### Data excerpts

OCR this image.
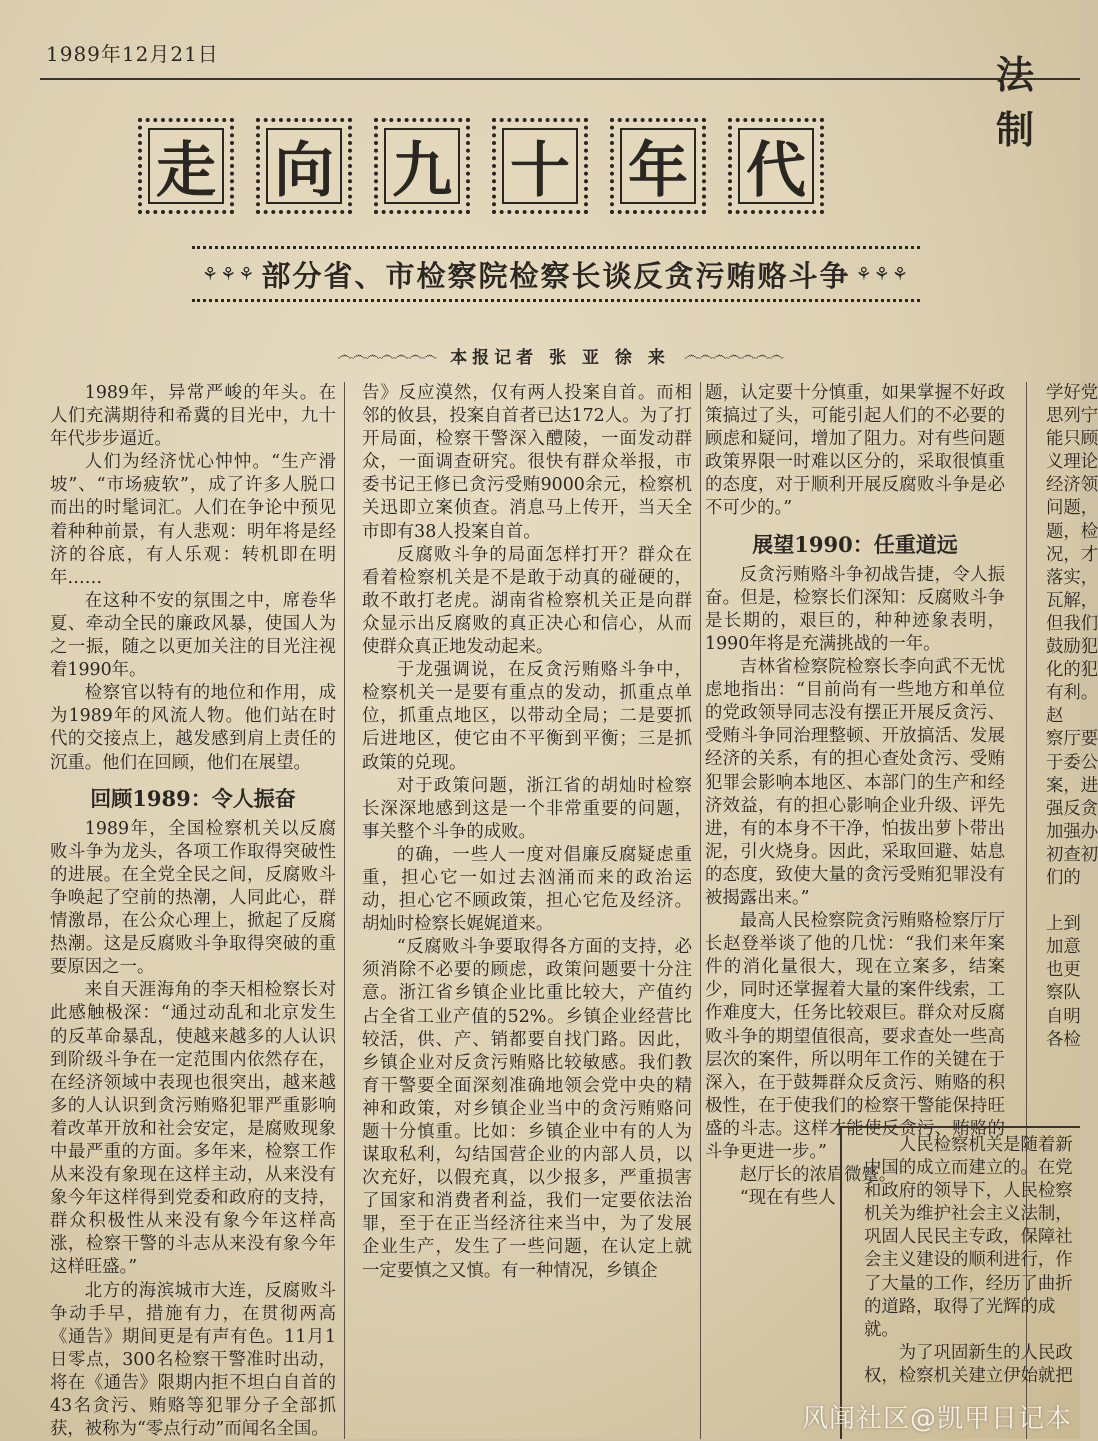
1989年12月21日	法制
走 向 九 十 年 代
⚘⚘⚘ 部分省、市检察院检察长谈反贪污贿赂斗争 ⚘⚘⚘
෴෴෴෴෴෴෴ 本报记者 张 亚 徐 来 ෴෴෴෴෴෴෴

1989年，异常严峻的年头。在人们充满期待和希冀的目光中，九十年代步步逼近。

人们为经济忧心忡忡。“生产滑坡”、“市场疲软”，成了许多人脱口而出的时髦词汇。人们在争论中预见着种种前景，有人悲观：明年将是经济的谷底，有人乐观：转机即在明年……

在这种不安的氛围之中，席卷华夏、牵动全民的廉政风暴，使国人为之一振，随之以更加关注的目光注视着1990年。

检察官以特有的地位和作用，成为1989年的风流人物。他们站在时代的交接点上，越发感到肩上责任的沉重。他们在回顾，他们在展望。

回顾1989：令人振奋

1989年，全国检察机关以反腐败斗争为龙头，各项工作取得突破性的进展。在全党全民之间，反腐败斗争唤起了空前的热潮，人同此心，群情激昂，在公众心理上，掀起了反腐热潮。这是反腐败斗争取得突破的重要原因之一。

来自天涯海角的李天相检察长对此感触极深：“通过动乱和北京发生的反革命暴乱，使越来越多的人认识到阶级斗争在一定范围内依然存在，在经济领域中表现也很突出，越来越多的人认识到贪污贿赂犯罪严重影响着改革开放和社会安定，是腐败现象中最严重的方面。多年来，检察工作从来没有象现在这样主动，从来没有象今年这样得到党委和政府的支持，群众积极性从来没有象今年这样高涨，检察干警的斗志从来没有象今年这样旺盛。”

北方的海滨城市大连，反腐败斗争动手早，措施有力，在贯彻两高《通告》期间更是有声有色。11月1日零点，300名检察干警准时出动，将在《通告》限期内拒不坦白自首的43名贪污、贿赂等犯罪分子全部抓获，被称为“零点行动”而闻名全国。

告》反应漠然，仅有两人投案自首。而相邻的攸县，投案自首者已达172人。为了打开局面，检察干警深入醴陵，一面发动群众，一面调查研究。很快有群众举报，市委书记王修已贪污受贿9000余元，检察机关迅即立案侦查。消息马上传开，当天全市即有38人投案自首。

反腐败斗争的局面怎样打开？群众在看着检察机关是不是敢于动真的碰硬的，敢不敢打老虎。湖南省检察机关正是向群众显示出反腐败的真正决心和信心，从而使群众真正地发动起来。

于龙强调说，在反贪污贿赂斗争中，检察机关一是要有重点的发动，抓重点单位，抓重点地区，以带动全局；二是要抓后进地区，使它由不平衡到平衡；三是抓政策的兑现。

对于政策问题，浙江省的胡灿时检察长深深地感到这是一个非常重要的问题，事关整个斗争的成败。

的确，一些人一度对倡廉反腐疑虑重重，担心它一如过去汹涌而来的政治运动，担心它不顾政策，担心它危及经济。胡灿时检察长娓娓道来。

“反腐败斗争要取得各方面的支持，必须消除不必要的顾虑，政策问题要十分注意。浙江省乡镇企业比重比较大，产值约占全省工业产值的52%。乡镇企业经营比较活，供、产、销都要自找门路。因此，乡镇企业对反贪污贿赂比较敏感。我们教育干警要全面深刻准确地领会党中央的精神和政策，对乡镇企业当中的贪污贿赂问题十分慎重。比如：乡镇企业中有的人为谋取私利，勾结国营企业的内部人员，以次充好，以假充真，以少报多，严重损害了国家和消费者利益，我们一定要依法治罪，至于在正当经济往来当中，为了发展企业生产，发生了一些问题，在认定上就一定要慎之又慎。有一种情况，乡镇企

题，认定要十分慎重，如果掌握不好政策搞过了头，可能引起人们的不必要的顾虑和疑问，增加了阻力。对有些问题政策界限一时难以区分的，采取很慎重的态度，对于顺利开展反腐败斗争是必不可少的。”

展望1990：任重道远

反贪污贿赂斗争初战告捷，令人振奋。但是，检察长们深知：反腐败斗争是长期的，艰巨的，种种迹象表明，1990年将是充满挑战的一年。

吉林省检察院检察长李向武不无忧虑地指出：“目前尚有一些地方和单位的党政领导同志没有摆正开展反贪污、受贿斗争同治理整顿、开放搞活、发展经济的关系，有的担心查处贪污、受贿犯罪会影响本地区、本部门的生产和经济效益，有的担心影响企业升级、评先进，有的本身不干净，怕拔出萝卜带出泥，引火烧身。因此，采取回避、姑息的态度，致使大量的贪污受贿犯罪没有被揭露出来。”

最高人民检察院贪污贿赂检察厅厅长赵登举谈了他的几忧：“我们来年案件的消化量很大，现在立案多，结案少，同时还掌握着大量的案件线索，工作难度大，任务比较艰巨。群众对反腐败斗争的期望值很高，要求查处一些高层次的案件，所以明年工作的关键在于深入，在于鼓舞群众反贪污、贿赂的积极性，在于使我们的检察干警能保持旺盛的斗志。这样才能使反贪污、贿赂的斗争更进一步。”

赵厅长的浓眉微蹙。

“现在有些人

学好党
思列宁
能只顾
义理论
经济领
问题，
题，检
况，才
落实，
瓦解，
但我们
鼓励犯
化的犯
有利。
赵
察厅要
于委公
案，进
强反贪
加强办
初查初
们的
上到
加意
也更
察队
自明
各检

人民检察机关是随着新中国的成立而建立的。在党和政府的领导下，人民检察机关为维护社会主义法制，巩固人民民主专政，保障社会主义建设的顺利进行，作了大量的工作，经历了曲折的道路，取得了光辉的成就。

为了巩固新生的人民政权，检察机关建立伊始就把

风闻社区@凯甲日记本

######

■ Required task:
Return every line above that contains the word "令人振奋".

■ Answer to this problem:
回顾1989：令人振奋
反贪污贿赂斗争初战告捷，令人振奋。但是，检察长们深知：反腐败斗争是长期的，艰巨的，种种迹象表明，1990年将是充满挑战的一年。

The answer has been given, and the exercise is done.